TASK DETAILS:
Where the string "this" occurs in the material below, report the whole line.

* * *

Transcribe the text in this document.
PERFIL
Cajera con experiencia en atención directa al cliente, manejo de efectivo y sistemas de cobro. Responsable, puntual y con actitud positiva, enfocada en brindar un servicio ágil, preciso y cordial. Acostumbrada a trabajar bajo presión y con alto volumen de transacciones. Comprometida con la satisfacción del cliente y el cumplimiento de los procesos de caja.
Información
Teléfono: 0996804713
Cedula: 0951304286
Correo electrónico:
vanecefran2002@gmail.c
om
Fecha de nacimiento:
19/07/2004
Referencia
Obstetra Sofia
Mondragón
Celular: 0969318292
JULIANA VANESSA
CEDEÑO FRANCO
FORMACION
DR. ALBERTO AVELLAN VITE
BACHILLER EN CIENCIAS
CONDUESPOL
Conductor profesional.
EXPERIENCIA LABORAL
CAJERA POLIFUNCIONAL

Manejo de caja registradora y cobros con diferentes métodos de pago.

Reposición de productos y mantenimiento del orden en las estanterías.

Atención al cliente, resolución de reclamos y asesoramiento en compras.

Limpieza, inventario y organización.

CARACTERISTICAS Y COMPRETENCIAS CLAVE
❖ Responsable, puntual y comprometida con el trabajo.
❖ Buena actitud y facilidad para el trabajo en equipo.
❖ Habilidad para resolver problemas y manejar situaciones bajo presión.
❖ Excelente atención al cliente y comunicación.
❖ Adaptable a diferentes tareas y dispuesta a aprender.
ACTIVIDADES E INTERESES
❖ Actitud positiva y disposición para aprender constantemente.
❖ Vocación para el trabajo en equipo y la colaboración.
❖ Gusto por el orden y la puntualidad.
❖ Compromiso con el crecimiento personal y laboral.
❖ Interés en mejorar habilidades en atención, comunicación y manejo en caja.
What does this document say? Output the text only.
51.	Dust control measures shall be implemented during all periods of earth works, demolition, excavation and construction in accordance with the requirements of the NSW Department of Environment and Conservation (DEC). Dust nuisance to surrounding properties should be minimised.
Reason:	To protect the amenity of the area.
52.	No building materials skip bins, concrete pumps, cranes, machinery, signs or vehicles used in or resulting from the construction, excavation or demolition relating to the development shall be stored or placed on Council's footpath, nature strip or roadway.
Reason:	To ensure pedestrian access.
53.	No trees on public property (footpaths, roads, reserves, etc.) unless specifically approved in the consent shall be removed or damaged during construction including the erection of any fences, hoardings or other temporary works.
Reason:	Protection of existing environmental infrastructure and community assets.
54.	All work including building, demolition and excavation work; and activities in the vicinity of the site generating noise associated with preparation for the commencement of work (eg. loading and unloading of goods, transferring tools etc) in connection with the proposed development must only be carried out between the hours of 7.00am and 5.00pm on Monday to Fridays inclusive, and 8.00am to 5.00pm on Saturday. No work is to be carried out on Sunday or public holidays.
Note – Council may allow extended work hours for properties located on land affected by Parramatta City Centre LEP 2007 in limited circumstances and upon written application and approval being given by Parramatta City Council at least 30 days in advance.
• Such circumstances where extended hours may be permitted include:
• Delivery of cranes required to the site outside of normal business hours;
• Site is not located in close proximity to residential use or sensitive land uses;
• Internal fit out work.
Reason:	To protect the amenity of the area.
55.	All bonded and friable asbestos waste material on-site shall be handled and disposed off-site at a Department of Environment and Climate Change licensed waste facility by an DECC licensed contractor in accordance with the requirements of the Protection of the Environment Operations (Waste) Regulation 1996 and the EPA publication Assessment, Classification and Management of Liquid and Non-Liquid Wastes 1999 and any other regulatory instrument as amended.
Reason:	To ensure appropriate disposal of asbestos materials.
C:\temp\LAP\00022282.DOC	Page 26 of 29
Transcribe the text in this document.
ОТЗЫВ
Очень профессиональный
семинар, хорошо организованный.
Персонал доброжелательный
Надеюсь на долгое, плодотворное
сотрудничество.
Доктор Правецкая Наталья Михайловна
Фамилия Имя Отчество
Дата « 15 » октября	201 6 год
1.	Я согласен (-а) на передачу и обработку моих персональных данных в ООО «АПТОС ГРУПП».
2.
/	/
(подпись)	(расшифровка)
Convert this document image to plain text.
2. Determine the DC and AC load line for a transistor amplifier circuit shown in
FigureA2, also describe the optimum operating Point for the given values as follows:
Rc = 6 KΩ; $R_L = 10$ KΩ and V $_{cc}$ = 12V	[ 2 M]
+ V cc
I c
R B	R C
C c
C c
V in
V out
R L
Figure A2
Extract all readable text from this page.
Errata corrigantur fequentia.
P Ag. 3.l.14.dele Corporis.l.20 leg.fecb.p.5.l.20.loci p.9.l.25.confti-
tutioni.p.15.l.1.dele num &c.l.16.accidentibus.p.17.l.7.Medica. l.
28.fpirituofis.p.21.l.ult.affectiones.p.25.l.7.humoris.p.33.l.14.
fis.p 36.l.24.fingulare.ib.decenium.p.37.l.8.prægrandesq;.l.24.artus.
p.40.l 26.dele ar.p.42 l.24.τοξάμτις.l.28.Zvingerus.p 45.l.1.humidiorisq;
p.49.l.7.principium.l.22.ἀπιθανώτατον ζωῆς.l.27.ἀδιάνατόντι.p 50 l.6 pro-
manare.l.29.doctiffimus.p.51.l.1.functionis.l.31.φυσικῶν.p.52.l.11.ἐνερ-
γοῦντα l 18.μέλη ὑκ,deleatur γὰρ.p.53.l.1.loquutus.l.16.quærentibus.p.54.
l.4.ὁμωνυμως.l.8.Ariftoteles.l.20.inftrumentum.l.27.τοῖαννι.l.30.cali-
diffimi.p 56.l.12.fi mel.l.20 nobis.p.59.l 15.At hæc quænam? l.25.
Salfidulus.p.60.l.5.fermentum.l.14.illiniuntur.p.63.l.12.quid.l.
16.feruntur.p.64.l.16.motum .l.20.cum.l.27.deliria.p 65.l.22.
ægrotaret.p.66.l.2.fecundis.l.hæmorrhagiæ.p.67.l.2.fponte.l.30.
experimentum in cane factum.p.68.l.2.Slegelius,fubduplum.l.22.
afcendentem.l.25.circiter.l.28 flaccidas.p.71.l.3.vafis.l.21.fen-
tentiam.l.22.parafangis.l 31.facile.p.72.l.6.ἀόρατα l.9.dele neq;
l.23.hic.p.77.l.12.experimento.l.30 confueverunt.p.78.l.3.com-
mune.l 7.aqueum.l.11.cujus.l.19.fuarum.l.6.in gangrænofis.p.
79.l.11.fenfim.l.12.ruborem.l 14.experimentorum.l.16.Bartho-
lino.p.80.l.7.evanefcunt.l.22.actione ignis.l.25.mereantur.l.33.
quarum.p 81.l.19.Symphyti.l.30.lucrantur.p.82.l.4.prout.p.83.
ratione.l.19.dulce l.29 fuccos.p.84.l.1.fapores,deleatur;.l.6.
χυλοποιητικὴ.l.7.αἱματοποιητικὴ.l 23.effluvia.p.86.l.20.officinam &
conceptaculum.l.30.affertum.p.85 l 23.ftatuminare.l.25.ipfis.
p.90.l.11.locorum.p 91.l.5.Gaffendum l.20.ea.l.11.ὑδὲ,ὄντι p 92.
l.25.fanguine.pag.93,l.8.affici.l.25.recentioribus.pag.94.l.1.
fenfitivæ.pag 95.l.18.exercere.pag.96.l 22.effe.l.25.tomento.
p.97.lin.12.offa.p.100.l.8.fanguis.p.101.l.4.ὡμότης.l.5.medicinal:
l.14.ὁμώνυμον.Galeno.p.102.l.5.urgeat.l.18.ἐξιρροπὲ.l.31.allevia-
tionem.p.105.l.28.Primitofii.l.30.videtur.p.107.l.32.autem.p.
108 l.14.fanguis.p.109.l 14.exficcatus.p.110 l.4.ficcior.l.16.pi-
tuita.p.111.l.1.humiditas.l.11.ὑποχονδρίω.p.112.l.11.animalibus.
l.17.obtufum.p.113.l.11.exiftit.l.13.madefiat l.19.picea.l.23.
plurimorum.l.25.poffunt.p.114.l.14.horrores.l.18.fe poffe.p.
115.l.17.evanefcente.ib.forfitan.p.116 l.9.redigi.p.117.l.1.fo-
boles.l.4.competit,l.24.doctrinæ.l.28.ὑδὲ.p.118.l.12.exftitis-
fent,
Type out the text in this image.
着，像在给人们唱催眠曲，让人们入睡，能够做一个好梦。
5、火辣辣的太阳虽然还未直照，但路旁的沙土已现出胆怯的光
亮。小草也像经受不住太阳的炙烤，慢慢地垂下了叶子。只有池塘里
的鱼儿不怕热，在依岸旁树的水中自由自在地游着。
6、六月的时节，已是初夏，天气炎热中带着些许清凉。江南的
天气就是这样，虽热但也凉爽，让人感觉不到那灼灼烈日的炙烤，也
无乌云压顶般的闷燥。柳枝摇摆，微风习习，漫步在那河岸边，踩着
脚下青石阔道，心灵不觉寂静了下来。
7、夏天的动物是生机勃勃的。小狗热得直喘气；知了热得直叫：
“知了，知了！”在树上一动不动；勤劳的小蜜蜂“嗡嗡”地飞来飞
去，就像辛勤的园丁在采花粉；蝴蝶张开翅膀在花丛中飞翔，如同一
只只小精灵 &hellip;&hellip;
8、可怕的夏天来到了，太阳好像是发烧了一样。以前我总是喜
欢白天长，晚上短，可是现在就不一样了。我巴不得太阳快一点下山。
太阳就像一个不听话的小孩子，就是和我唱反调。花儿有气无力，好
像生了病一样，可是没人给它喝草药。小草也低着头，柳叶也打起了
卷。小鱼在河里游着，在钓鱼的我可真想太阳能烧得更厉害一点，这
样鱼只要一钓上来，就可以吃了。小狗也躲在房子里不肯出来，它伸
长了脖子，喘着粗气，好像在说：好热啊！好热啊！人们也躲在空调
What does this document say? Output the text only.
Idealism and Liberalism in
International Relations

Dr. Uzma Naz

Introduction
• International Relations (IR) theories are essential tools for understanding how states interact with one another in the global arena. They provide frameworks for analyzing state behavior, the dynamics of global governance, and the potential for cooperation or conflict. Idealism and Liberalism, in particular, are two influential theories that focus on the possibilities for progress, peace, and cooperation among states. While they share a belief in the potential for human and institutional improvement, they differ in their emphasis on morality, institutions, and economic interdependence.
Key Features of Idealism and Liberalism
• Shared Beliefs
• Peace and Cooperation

* * *

ANSWER IN FULL:
Transcribe the text in this document.
What does this document say? Output the text only.
Transcribe the text in this document.
Convert this document image to plain text.
Extract all readable text from this page.
Type out the text in this image.
What does this document say? Output the text only.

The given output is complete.